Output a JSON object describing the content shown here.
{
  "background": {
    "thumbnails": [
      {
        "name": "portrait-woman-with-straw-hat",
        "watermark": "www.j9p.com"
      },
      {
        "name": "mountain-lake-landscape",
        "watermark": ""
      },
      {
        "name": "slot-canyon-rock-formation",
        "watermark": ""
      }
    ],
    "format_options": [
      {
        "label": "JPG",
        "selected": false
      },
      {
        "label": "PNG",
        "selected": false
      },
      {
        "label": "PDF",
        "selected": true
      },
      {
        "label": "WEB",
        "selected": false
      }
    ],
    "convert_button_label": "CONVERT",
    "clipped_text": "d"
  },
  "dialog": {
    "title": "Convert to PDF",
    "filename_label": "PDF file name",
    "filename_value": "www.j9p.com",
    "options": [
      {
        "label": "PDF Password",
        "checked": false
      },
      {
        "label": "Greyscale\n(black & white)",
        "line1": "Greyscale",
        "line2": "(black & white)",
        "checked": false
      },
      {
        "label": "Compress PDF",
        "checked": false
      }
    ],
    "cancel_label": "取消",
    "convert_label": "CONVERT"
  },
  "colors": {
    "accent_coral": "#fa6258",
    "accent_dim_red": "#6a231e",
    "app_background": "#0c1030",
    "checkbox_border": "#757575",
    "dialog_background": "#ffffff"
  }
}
::::::
Your goal
Go through the listing and copy all of it exactly.

Result below
Output a JSON object describing the content shown here.
{
  "background": {
    "thumbnails": [
      {
        "name": "portrait-woman-with-straw-hat",
        "watermark": "www.j9p.com"
      },
      {
        "name": "mountain-lake-landscape",
        "watermark": ""
      },
      {
        "name": "slot-canyon-rock-formation",
        "watermark": ""
      }
    ],
    "format_options": [
      {
        "label": "JPG",
        "selected": false
      },
      {
        "label": "PNG",
        "selected": false
      },
      {
        "label": "PDF",
        "selected": true
      },
      {
        "label": "WEB",
        "selected": false
      }
    ],
    "convert_button_label": "CONVERT",
    "clipped_text": "d"
  },
  "dialog": {
    "title": "Convert to PDF",
    "filename_label": "PDF file name",
    "filename_value": "www.j9p.com",
    "options": [
      {
        "label": "PDF Password",
        "checked": false
      },
      {
        "label": "Greyscale\n(black & white)",
        "line1": "Greyscale",
        "line2": "(black & white)",
        "checked": false
      },
      {
        "label": "Compress PDF",
        "checked": false
      }
    ],
    "cancel_label": "取消",
    "convert_label": "CONVERT"
  },
  "colors": {
    "accent_coral": "#fa6258",
    "accent_dim_red": "#6a231e",
    "app_background": "#0c1030",
    "checkbox_border": "#757575",
    "dialog_background": "#ffffff"
  }
}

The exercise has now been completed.